Check each line of the records below for the word "this" and copy those where it appears.
** Start of PROVIDED RECORDS **
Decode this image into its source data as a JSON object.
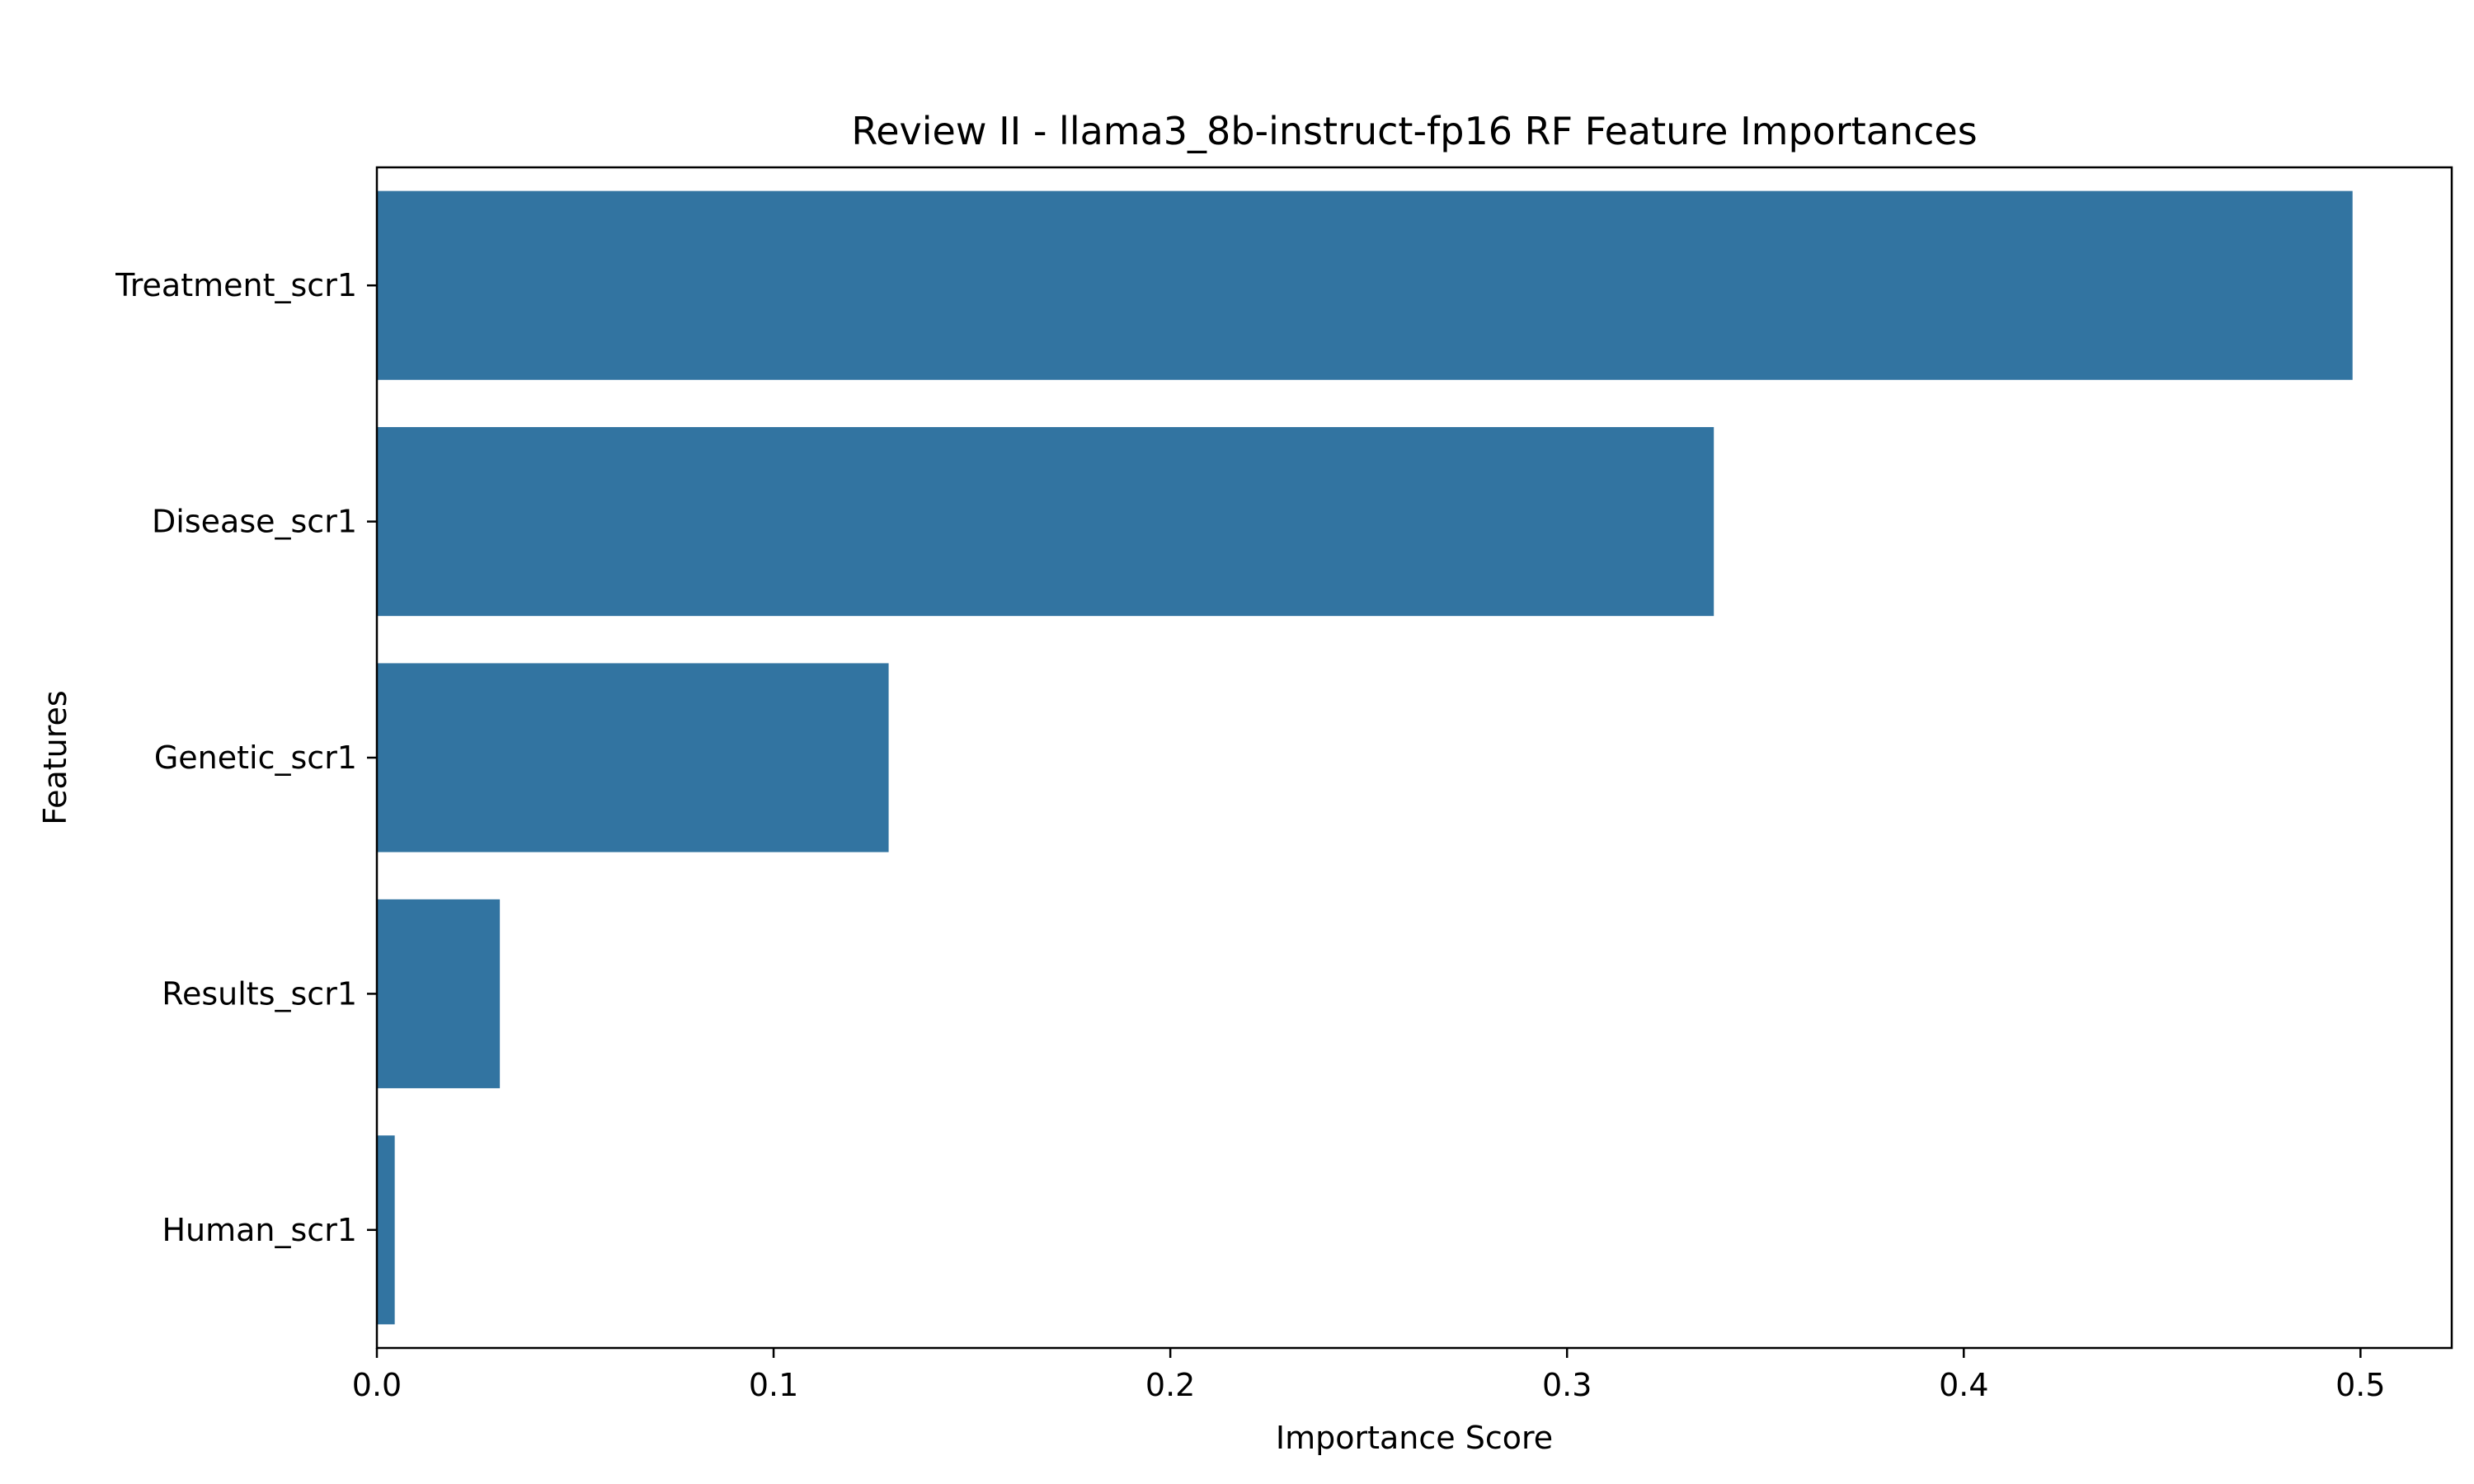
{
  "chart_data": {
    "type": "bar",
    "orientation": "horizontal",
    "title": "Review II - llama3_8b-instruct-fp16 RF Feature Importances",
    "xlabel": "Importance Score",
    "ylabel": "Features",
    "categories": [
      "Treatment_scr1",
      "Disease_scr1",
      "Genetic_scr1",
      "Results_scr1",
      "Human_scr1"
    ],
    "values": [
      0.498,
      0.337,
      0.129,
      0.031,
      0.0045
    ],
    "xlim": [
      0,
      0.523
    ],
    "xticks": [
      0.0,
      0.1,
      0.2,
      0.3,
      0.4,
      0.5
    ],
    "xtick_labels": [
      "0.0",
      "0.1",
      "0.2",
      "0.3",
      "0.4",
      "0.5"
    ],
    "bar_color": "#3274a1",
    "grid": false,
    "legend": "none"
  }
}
** End of PROVIDED RECORDS **
** Start of PROVIDED RECORDS **
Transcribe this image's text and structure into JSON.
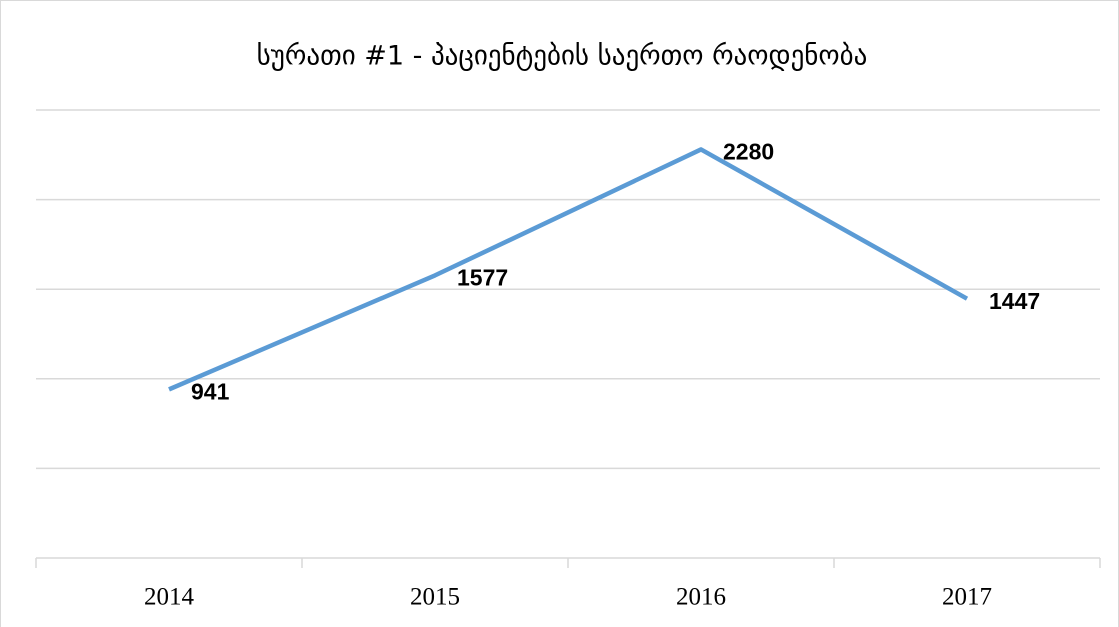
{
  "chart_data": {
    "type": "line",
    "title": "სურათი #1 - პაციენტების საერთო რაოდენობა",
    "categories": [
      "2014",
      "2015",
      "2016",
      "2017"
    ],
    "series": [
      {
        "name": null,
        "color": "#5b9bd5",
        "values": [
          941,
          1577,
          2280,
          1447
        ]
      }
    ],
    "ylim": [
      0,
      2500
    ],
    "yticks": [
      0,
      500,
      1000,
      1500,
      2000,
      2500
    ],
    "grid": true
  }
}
** End of PROVIDED RECORDS **
** Start of PROVIDED RECORDS **
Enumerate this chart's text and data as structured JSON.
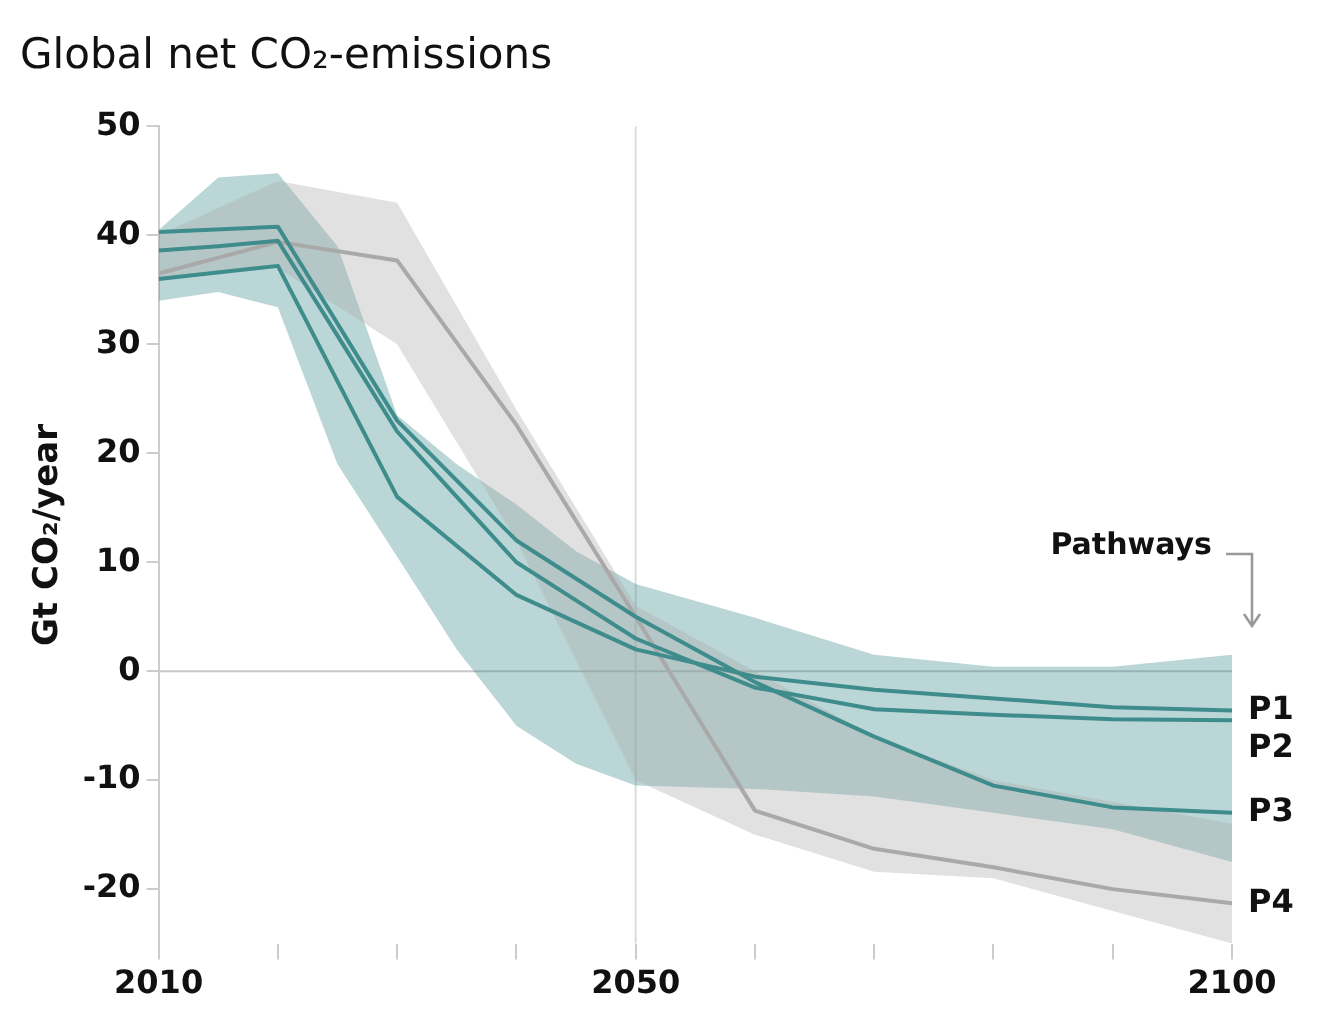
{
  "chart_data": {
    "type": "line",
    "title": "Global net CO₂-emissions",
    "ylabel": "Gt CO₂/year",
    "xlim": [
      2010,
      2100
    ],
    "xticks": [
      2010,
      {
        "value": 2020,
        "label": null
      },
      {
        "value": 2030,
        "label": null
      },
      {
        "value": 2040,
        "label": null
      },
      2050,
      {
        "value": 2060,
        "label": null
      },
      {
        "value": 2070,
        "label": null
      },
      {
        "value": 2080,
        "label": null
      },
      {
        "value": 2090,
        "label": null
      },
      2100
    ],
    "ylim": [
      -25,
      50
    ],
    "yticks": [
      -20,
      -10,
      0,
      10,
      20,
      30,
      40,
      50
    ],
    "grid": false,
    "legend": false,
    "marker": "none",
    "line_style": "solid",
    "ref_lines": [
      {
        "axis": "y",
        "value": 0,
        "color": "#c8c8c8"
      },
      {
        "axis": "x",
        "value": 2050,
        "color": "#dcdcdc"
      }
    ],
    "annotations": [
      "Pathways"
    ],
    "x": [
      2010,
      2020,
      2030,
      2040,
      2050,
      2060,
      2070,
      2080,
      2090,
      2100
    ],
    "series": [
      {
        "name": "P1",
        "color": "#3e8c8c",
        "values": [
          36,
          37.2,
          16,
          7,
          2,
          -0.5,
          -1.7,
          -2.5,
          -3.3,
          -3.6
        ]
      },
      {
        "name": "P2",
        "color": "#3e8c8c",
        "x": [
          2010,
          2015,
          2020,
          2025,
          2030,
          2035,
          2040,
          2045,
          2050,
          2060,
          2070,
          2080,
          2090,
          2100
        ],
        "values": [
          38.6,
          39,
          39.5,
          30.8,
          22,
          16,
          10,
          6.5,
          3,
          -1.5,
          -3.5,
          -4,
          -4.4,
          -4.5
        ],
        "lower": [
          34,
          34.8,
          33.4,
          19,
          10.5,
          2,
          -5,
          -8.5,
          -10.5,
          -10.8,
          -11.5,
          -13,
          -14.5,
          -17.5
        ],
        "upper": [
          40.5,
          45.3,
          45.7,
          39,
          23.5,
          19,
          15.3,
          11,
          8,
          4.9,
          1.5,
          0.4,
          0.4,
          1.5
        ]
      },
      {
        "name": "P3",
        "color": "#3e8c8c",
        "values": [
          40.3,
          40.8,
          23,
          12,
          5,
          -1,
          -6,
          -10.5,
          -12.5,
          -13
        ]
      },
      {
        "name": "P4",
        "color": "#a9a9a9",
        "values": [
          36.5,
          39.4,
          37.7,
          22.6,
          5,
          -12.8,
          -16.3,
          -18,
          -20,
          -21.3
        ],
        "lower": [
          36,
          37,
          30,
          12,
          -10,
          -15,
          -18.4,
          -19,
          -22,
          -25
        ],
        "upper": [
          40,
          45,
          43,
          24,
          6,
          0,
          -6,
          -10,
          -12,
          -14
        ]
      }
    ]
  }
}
** End of PROVIDED RECORDS **
• **CORRECT OUTPUT**
Decode this image into its source data as a JSON object.
Transcribe this image's text and structure into JSON.
Enumerate this chart's text and data as structured JSON.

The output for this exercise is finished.